◆ **Given task**
Transcribe every entry word for word, but skip the images.

◆ **Materials provided**
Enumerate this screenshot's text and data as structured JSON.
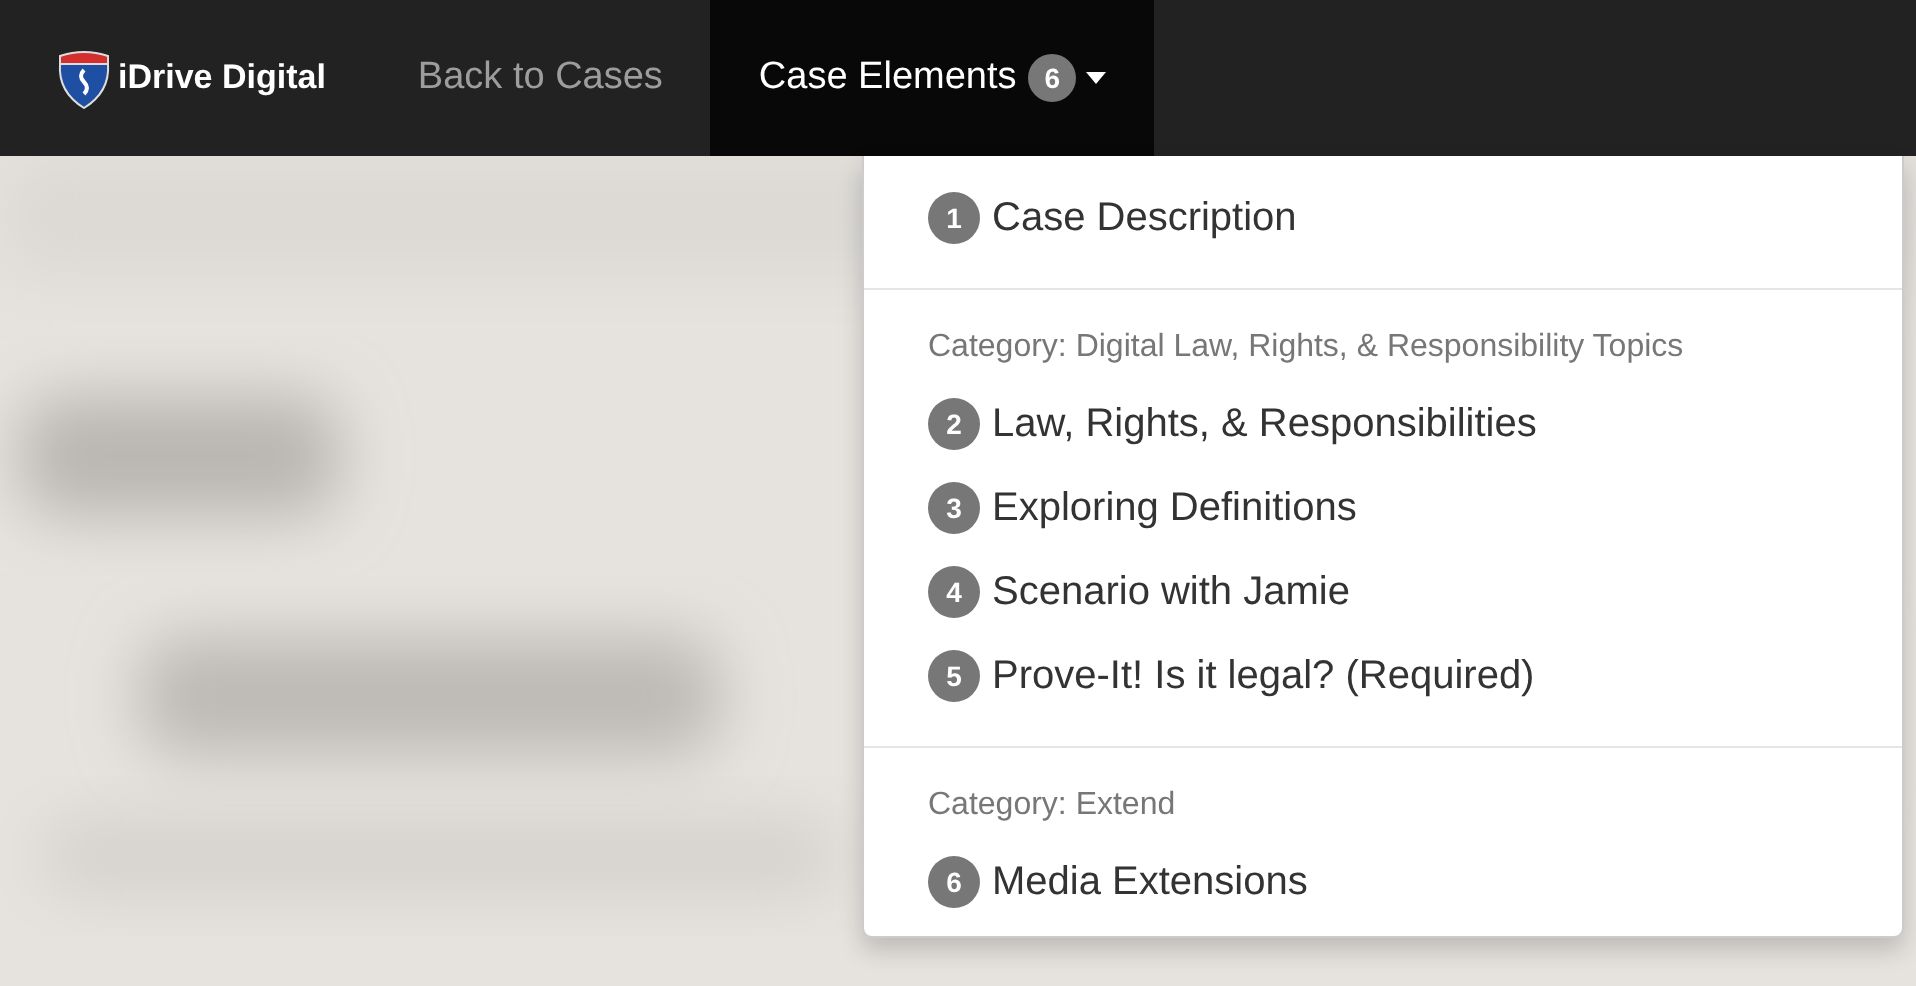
{
  "navbar": {
    "brand": "iDrive Digital",
    "links": [
      {
        "label": "Back to Cases",
        "selected": false
      },
      {
        "label": "Case Elements",
        "badge": "6",
        "selected": true,
        "expanded": true
      }
    ]
  },
  "dropdown": {
    "sections": [
      {
        "items": [
          {
            "number": "1",
            "label": "Case Description"
          }
        ]
      },
      {
        "header": "Category: Digital Law, Rights, & Responsibility Topics",
        "items": [
          {
            "number": "2",
            "label": "Law, Rights, & Responsibilities"
          },
          {
            "number": "3",
            "label": "Exploring Definitions"
          },
          {
            "number": "4",
            "label": "Scenario with Jamie"
          },
          {
            "number": "5",
            "label": "Prove-It! Is it legal? (Required)"
          }
        ]
      },
      {
        "header": "Category: Extend",
        "items": [
          {
            "number": "6",
            "label": "Media Extensions"
          }
        ]
      }
    ]
  }
}
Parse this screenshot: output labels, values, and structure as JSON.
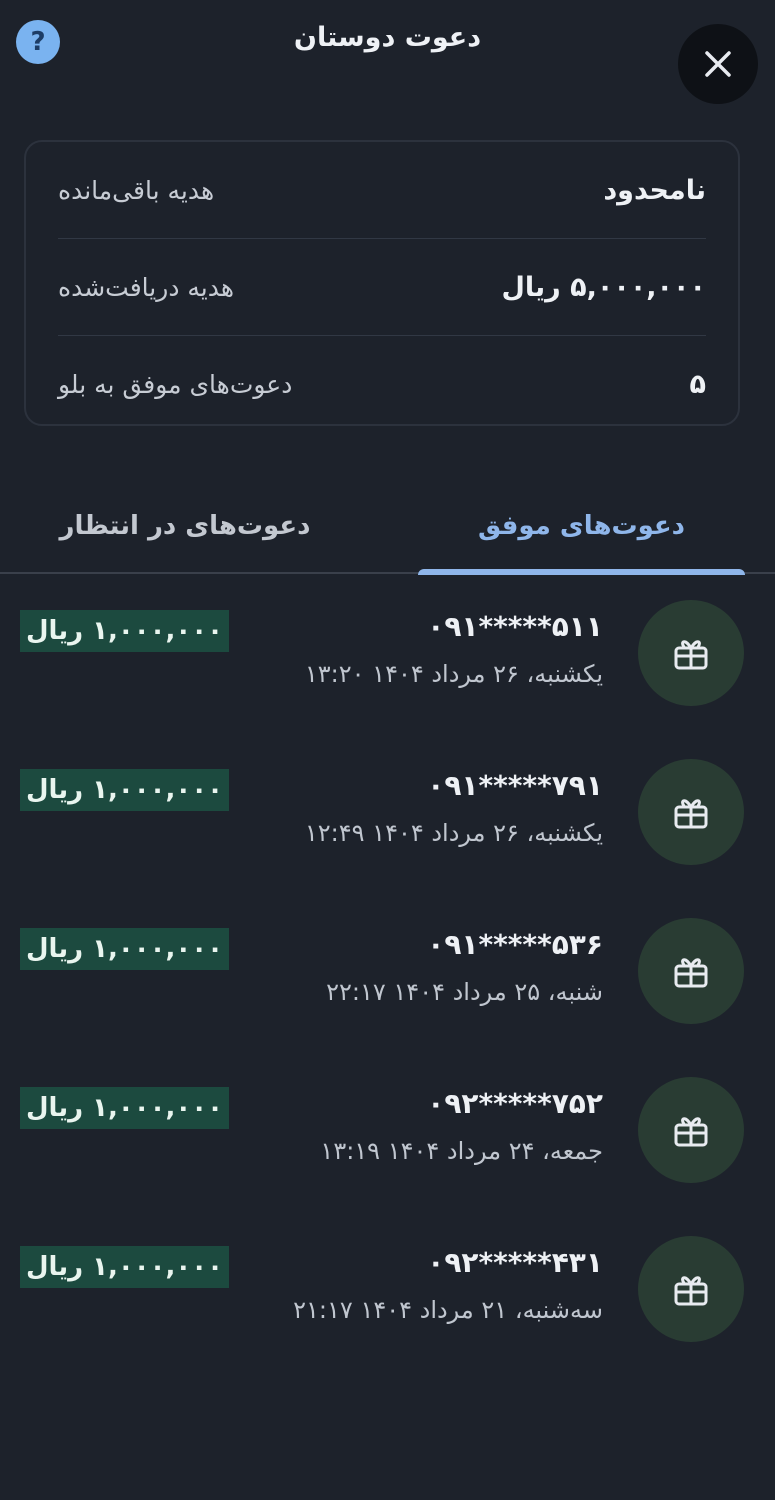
{
  "header": {
    "title": "دعوت دوستان",
    "help_label": "?"
  },
  "summary": [
    {
      "label": "هدیه باقی‌مانده",
      "value": "نامحدود"
    },
    {
      "label": "هدیه دریافت‌شده",
      "value": "۵,۰۰۰,۰۰۰ ریال"
    },
    {
      "label": "دعوت‌های موفق به بلو",
      "value": "۵"
    }
  ],
  "tabs": {
    "successful": "دعوت‌های موفق",
    "pending": "دعوت‌های در انتظار",
    "active": "successful"
  },
  "invites": [
    {
      "phone": "۰۹۱*****۵۱۱",
      "date": "یکشنبه، ۲۶ مرداد ۱۴۰۴ ۱۳:۲۰",
      "reward": "۱,۰۰۰,۰۰۰ ریال"
    },
    {
      "phone": "۰۹۱*****۷۹۱",
      "date": "یکشنبه، ۲۶ مرداد ۱۴۰۴ ۱۲:۴۹",
      "reward": "۱,۰۰۰,۰۰۰ ریال"
    },
    {
      "phone": "۰۹۱*****۵۳۶",
      "date": "شنبه، ۲۵ مرداد ۱۴۰۴ ۲۲:۱۷",
      "reward": "۱,۰۰۰,۰۰۰ ریال"
    },
    {
      "phone": "۰۹۲*****۷۵۲",
      "date": "جمعه، ۲۴ مرداد ۱۴۰۴ ۱۳:۱۹",
      "reward": "۱,۰۰۰,۰۰۰ ریال"
    },
    {
      "phone": "۰۹۲*****۴۳۱",
      "date": "سه‌شنبه، ۲۱ مرداد ۱۴۰۴ ۲۱:۱۷",
      "reward": "۱,۰۰۰,۰۰۰ ریال"
    }
  ],
  "icons": {
    "help": "question-icon",
    "close": "close-icon",
    "invite": "gift-icon"
  },
  "colors": {
    "background": "#1d222b",
    "accent": "#8fb6ea",
    "reward_badge": "#1c4a3f",
    "gift_avatar": "#293c33",
    "help_button": "#7ab3f0"
  }
}
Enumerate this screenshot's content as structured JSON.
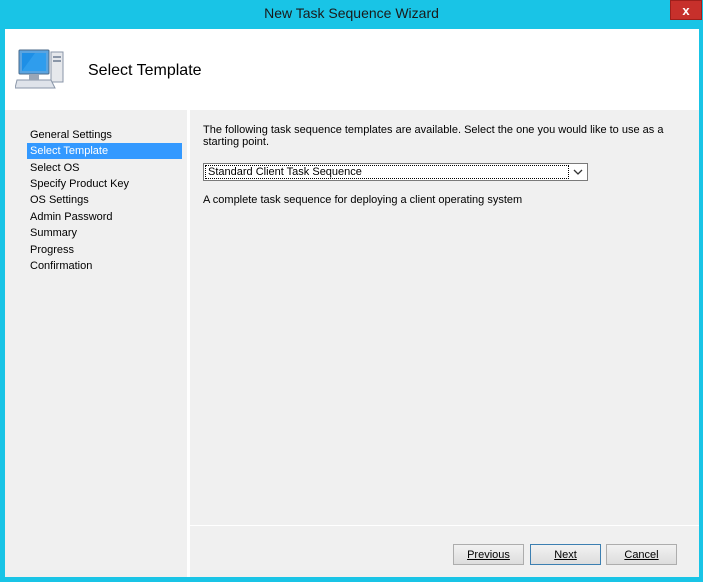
{
  "window": {
    "title": "New Task Sequence Wizard",
    "close_label": "x"
  },
  "header": {
    "title": "Select Template",
    "icon": "computer-icon"
  },
  "nav": {
    "items": [
      {
        "label": "General Settings",
        "selected": false
      },
      {
        "label": "Select Template",
        "selected": true
      },
      {
        "label": "Select OS",
        "selected": false
      },
      {
        "label": "Specify Product Key",
        "selected": false
      },
      {
        "label": "OS Settings",
        "selected": false
      },
      {
        "label": "Admin Password",
        "selected": false
      },
      {
        "label": "Summary",
        "selected": false
      },
      {
        "label": "Progress",
        "selected": false
      },
      {
        "label": "Confirmation",
        "selected": false
      }
    ]
  },
  "content": {
    "description": "The following task sequence templates are available.  Select the one you would like to use as a starting point.",
    "template_select": {
      "value": "Standard Client Task Sequence"
    },
    "template_description": "A complete task sequence for deploying a client operating system"
  },
  "buttons": {
    "previous": "Previous",
    "next": "Next",
    "cancel": "Cancel"
  },
  "colors": {
    "titlebar": "#19c4e6",
    "selection": "#3399ff",
    "close": "#c7302b"
  }
}
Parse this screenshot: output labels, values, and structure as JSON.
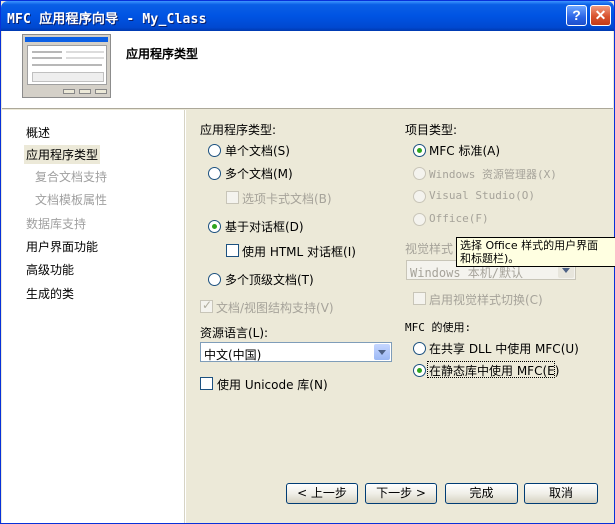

◆ **Finished answer**
Enumerate this screenshot's text and data as structured JSON.
{
  "navbar": {
    "brand": "iDrive Digital",
    "links": [
      {
        "label": "Back to Cases",
        "selected": false
      },
      {
        "label": "Case Elements",
        "badge": "6",
        "selected": true,
        "expanded": true
      }
    ]
  },
  "dropdown": {
    "sections": [
      {
        "items": [
          {
            "number": "1",
            "label": "Case Description"
          }
        ]
      },
      {
        "header": "Category: Digital Law, Rights, & Responsibility Topics",
        "items": [
          {
            "number": "2",
            "label": "Law, Rights, & Responsibilities"
          },
          {
            "number": "3",
            "label": "Exploring Definitions"
          },
          {
            "number": "4",
            "label": "Scenario with Jamie"
          },
          {
            "number": "5",
            "label": "Prove-It! Is it legal? (Required)"
          }
        ]
      },
      {
        "header": "Category: Extend",
        "items": [
          {
            "number": "6",
            "label": "Media Extensions"
          }
        ]
      }
    ]
  }
}
Parse this screenshot: output labels, values, and structure as JSON.
{
  "header": {
    "title": "دعوت دوستان",
    "help_label": "?"
  },
  "summary": [
    {
      "label": "هدیه باقی‌مانده",
      "value": "نامحدود"
    },
    {
      "label": "هدیه دریافت‌شده",
      "value": "۵,۰۰۰,۰۰۰ ریال"
    },
    {
      "label": "دعوت‌های موفق به بلو",
      "value": "۵"
    }
  ],
  "tabs": {
    "successful": "دعوت‌های موفق",
    "pending": "دعوت‌های در انتظار",
    "active": "successful"
  },
  "invites": [
    {
      "phone": "۰۹۱*****۵۱۱",
      "date": "یکشنبه، ۲۶ مرداد ۱۴۰۴ ۱۳:۲۰",
      "reward": "۱,۰۰۰,۰۰۰ ریال"
    },
    {
      "phone": "۰۹۱*****۷۹۱",
      "date": "یکشنبه، ۲۶ مرداد ۱۴۰۴ ۱۲:۴۹",
      "reward": "۱,۰۰۰,۰۰۰ ریال"
    },
    {
      "phone": "۰۹۱*****۵۳۶",
      "date": "شنبه، ۲۵ مرداد ۱۴۰۴ ۲۲:۱۷",
      "reward": "۱,۰۰۰,۰۰۰ ریال"
    },
    {
      "phone": "۰۹۲*****۷۵۲",
      "date": "جمعه، ۲۴ مرداد ۱۴۰۴ ۱۳:۱۹",
      "reward": "۱,۰۰۰,۰۰۰ ریال"
    },
    {
      "phone": "۰۹۲*****۴۳۱",
      "date": "سه‌شنبه، ۲۱ مرداد ۱۴۰۴ ۲۱:۱۷",
      "reward": "۱,۰۰۰,۰۰۰ ریال"
    }
  ],
  "icons": {
    "help": "question-icon",
    "close": "close-icon",
    "invite": "gift-icon"
  },
  "colors": {
    "background": "#1d222b",
    "accent": "#8fb6ea",
    "reward_badge": "#1c4a3f",
    "gift_avatar": "#293c33",
    "help_button": "#7ab3f0"
  }
}
Enumerate this screenshot's content as structured JSON.
{
  "window": {
    "title": "New Task Sequence Wizard",
    "close_label": "x"
  },
  "header": {
    "title": "Select Template",
    "icon": "computer-icon"
  },
  "nav": {
    "items": [
      {
        "label": "General Settings",
        "selected": false
      },
      {
        "label": "Select Template",
        "selected": true
      },
      {
        "label": "Select OS",
        "selected": false
      },
      {
        "label": "Specify Product Key",
        "selected": false
      },
      {
        "label": "OS Settings",
        "selected": false
      },
      {
        "label": "Admin Password",
        "selected": false
      },
      {
        "label": "Summary",
        "selected": false
      },
      {
        "label": "Progress",
        "selected": false
      },
      {
        "label": "Confirmation",
        "selected": false
      }
    ]
  },
  "content": {
    "description": "The following task sequence templates are available.  Select the one you would like to use as a starting point.",
    "template_select": {
      "value": "Standard Client Task Sequence"
    },
    "template_description": "A complete task sequence for deploying a client operating system"
  },
  "buttons": {
    "previous": "Previous",
    "next": "Next",
    "cancel": "Cancel"
  },
  "colors": {
    "titlebar": "#19c4e6",
    "selection": "#3399ff",
    "close": "#c7302b"
  }
}
Parse this screenshot: output labels, values, and structure as JSON.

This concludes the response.